[Material for this exercise start]

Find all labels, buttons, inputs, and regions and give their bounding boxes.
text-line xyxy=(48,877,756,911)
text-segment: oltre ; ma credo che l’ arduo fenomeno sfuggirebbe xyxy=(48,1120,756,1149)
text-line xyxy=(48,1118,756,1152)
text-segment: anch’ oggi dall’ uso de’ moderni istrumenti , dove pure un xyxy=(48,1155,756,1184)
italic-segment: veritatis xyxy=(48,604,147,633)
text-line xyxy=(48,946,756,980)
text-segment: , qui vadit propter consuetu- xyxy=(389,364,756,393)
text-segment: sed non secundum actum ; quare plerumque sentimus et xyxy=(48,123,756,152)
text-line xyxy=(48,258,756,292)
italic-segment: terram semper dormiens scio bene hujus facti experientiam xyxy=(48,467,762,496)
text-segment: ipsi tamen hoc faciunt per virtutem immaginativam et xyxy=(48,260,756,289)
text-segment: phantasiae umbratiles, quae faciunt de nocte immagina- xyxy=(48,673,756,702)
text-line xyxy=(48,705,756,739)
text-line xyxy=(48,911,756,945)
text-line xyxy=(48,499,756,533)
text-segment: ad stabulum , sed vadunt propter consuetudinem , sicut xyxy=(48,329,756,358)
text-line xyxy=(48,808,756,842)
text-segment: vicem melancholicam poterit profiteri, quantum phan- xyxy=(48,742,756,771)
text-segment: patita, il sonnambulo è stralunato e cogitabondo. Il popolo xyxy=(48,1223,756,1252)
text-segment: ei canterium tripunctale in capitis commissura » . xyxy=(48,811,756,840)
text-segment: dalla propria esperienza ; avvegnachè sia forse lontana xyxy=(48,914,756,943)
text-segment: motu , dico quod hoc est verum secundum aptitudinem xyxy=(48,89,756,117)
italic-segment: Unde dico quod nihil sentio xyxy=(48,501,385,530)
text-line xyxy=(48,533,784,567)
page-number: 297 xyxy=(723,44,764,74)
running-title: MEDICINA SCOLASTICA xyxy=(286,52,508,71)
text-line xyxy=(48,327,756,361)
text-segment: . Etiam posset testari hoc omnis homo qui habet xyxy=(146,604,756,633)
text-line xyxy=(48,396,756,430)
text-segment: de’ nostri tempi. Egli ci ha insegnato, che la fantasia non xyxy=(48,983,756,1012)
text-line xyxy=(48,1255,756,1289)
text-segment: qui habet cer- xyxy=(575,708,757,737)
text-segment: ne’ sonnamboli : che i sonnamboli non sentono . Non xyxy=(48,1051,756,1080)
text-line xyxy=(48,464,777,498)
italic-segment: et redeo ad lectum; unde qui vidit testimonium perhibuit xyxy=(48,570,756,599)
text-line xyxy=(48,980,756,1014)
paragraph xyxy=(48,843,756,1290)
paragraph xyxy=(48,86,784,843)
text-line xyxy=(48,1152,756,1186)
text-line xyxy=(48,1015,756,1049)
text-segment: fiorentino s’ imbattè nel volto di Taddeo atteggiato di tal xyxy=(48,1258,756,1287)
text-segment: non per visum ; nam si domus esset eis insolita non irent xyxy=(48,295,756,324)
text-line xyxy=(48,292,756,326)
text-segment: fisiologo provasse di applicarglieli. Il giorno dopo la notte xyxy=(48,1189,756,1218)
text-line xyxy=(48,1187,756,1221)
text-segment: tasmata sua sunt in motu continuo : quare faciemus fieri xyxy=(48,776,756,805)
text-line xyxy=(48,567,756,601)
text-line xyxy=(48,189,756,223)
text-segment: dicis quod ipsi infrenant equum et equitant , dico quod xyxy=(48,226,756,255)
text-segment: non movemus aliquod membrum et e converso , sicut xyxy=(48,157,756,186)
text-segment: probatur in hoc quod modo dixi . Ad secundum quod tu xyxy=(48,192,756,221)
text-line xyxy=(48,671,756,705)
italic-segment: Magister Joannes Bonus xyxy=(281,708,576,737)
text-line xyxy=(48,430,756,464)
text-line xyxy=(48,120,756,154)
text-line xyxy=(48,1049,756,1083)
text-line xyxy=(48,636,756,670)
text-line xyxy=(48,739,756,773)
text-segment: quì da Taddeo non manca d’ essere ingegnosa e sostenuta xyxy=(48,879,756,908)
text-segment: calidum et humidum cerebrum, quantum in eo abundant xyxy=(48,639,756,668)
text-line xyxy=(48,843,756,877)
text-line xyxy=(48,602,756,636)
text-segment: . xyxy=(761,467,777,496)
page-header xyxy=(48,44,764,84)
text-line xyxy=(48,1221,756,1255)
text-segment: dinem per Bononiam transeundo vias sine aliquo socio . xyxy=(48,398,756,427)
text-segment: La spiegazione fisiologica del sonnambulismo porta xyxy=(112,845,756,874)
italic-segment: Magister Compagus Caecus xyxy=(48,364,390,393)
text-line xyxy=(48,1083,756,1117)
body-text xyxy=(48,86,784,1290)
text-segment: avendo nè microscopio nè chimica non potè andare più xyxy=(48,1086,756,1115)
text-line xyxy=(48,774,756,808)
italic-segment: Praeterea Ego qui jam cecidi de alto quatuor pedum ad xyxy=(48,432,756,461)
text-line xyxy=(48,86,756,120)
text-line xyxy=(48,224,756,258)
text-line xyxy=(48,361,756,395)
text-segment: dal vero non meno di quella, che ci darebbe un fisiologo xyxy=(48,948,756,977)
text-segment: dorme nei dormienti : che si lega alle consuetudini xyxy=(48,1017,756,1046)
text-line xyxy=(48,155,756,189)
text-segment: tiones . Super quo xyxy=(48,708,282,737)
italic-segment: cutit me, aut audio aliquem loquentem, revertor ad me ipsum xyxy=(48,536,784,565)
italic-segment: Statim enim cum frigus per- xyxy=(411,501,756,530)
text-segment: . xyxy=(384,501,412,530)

[Material for this exercise end]

Requirement:
Copy every line of the items above word for word, with nothing changed.

Solved exercise:
Find all labels, buttons, inputs, and regions and give their bounding boxes.
text-line xyxy=(48,877,756,911)
text-segment: oltre ; ma credo che l’ arduo fenomeno sfuggirebbe xyxy=(48,1120,756,1149)
text-line xyxy=(48,1118,756,1152)
text-segment: anch’ oggi dall’ uso de’ moderni istrumenti , dove pure un xyxy=(48,1155,756,1184)
italic-segment: veritatis xyxy=(48,604,147,633)
text-line xyxy=(48,946,756,980)
text-segment: , qui vadit propter consuetu- xyxy=(389,364,756,393)
text-segment: sed non secundum actum ; quare plerumque sentimus et xyxy=(48,123,756,152)
text-line xyxy=(48,258,756,292)
italic-segment: terram semper dormiens scio bene hujus facti experientiam xyxy=(48,467,762,496)
text-segment: ipsi tamen hoc faciunt per virtutem immaginativam et xyxy=(48,260,756,289)
text-segment: phantasiae umbratiles, quae faciunt de nocte immagina- xyxy=(48,673,756,702)
text-line xyxy=(48,705,756,739)
text-line xyxy=(48,911,756,945)
text-line xyxy=(48,499,756,533)
text-segment: ad stabulum , sed vadunt propter consuetudinem , sicut xyxy=(48,329,756,358)
text-line xyxy=(48,808,756,842)
text-segment: vicem melancholicam poterit profiteri, quantum phan- xyxy=(48,742,756,771)
text-segment: patita, il sonnambulo è stralunato e cogitabondo. Il popolo xyxy=(48,1223,756,1252)
text-segment: ei canterium tripunctale in capitis commissura » . xyxy=(48,811,756,840)
text-segment: dalla propria esperienza ; avvegnachè sia forse lontana xyxy=(48,914,756,943)
text-segment: motu , dico quod hoc est verum secundum aptitudinem xyxy=(48,89,756,117)
italic-segment: Unde dico quod nihil sentio xyxy=(48,501,385,530)
text-line xyxy=(48,533,784,567)
page-number: 297 xyxy=(723,44,764,74)
running-title: MEDICINA SCOLASTICA xyxy=(286,52,508,71)
text-line xyxy=(48,327,756,361)
text-segment: . Etiam posset testari hoc omnis homo qui habet xyxy=(146,604,756,633)
text-line xyxy=(48,396,756,430)
text-segment: de’ nostri tempi. Egli ci ha insegnato, che la fantasia non xyxy=(48,983,756,1012)
text-line xyxy=(48,1255,756,1289)
text-segment: qui habet cer- xyxy=(575,708,757,737)
text-segment: ne’ sonnamboli : che i sonnamboli non sentono . Non xyxy=(48,1051,756,1080)
text-line xyxy=(48,464,777,498)
italic-segment: et redeo ad lectum; unde qui vidit testimonium perhibuit xyxy=(48,570,756,599)
text-line xyxy=(48,980,756,1014)
paragraph xyxy=(48,843,756,1290)
paragraph xyxy=(48,86,784,843)
text-line xyxy=(48,1152,756,1186)
text-line xyxy=(48,1015,756,1049)
text-segment: fiorentino s’ imbattè nel volto di Taddeo atteggiato di tal xyxy=(48,1258,756,1287)
text-segment: non per visum ; nam si domus esset eis insolita non irent xyxy=(48,295,756,324)
text-line xyxy=(48,292,756,326)
text-segment: fisiologo provasse di applicarglieli. Il giorno dopo la notte xyxy=(48,1189,756,1218)
text-line xyxy=(48,1187,756,1221)
text-segment: tasmata sua sunt in motu continuo : quare faciemus fieri xyxy=(48,776,756,805)
text-line xyxy=(48,567,756,601)
text-line xyxy=(48,189,756,223)
text-segment: dicis quod ipsi infrenant equum et equitant , dico quod xyxy=(48,226,756,255)
text-segment: non movemus aliquod membrum et e converso , sicut xyxy=(48,157,756,186)
text-segment: probatur in hoc quod modo dixi . Ad secundum quod tu xyxy=(48,192,756,221)
text-line xyxy=(48,671,756,705)
italic-segment: Magister Joannes Bonus xyxy=(281,708,576,737)
text-line xyxy=(48,430,756,464)
text-line xyxy=(48,120,756,154)
text-line xyxy=(48,1049,756,1083)
text-line xyxy=(48,636,756,670)
text-line xyxy=(48,739,756,773)
text-segment: quì da Taddeo non manca d’ essere ingegnosa e sostenuta xyxy=(48,879,756,908)
text-segment: calidum et humidum cerebrum, quantum in eo abundant xyxy=(48,639,756,668)
text-line xyxy=(48,843,756,877)
text-line xyxy=(48,602,756,636)
text-segment: . xyxy=(761,467,777,496)
page-header xyxy=(48,44,764,84)
text-line xyxy=(48,1221,756,1255)
text-segment: dinem per Bononiam transeundo vias sine aliquo socio . xyxy=(48,398,756,427)
text-segment: La spiegazione fisiologica del sonnambulismo porta xyxy=(112,845,756,874)
italic-segment: Magister Compagus Caecus xyxy=(48,364,390,393)
text-line xyxy=(48,1083,756,1117)
body-text xyxy=(48,86,784,1290)
text-segment: avendo nè microscopio nè chimica non potè andare più xyxy=(48,1086,756,1115)
text-line xyxy=(48,774,756,808)
italic-segment: Praeterea Ego qui jam cecidi de alto quatuor pedum ad xyxy=(48,432,756,461)
text-line xyxy=(48,86,756,120)
text-line xyxy=(48,224,756,258)
text-line xyxy=(48,361,756,395)
text-segment: dal vero non meno di quella, che ci darebbe un fisiologo xyxy=(48,948,756,977)
text-segment: dorme nei dormienti : che si lega alle consuetudini xyxy=(48,1017,756,1046)
text-line xyxy=(48,155,756,189)
text-segment: tiones . Super quo xyxy=(48,708,282,737)
italic-segment: cutit me, aut audio aliquem loquentem, revertor ad me ipsum xyxy=(48,536,784,565)
italic-segment: Statim enim cum frigus per- xyxy=(411,501,756,530)
text-segment: . xyxy=(384,501,412,530)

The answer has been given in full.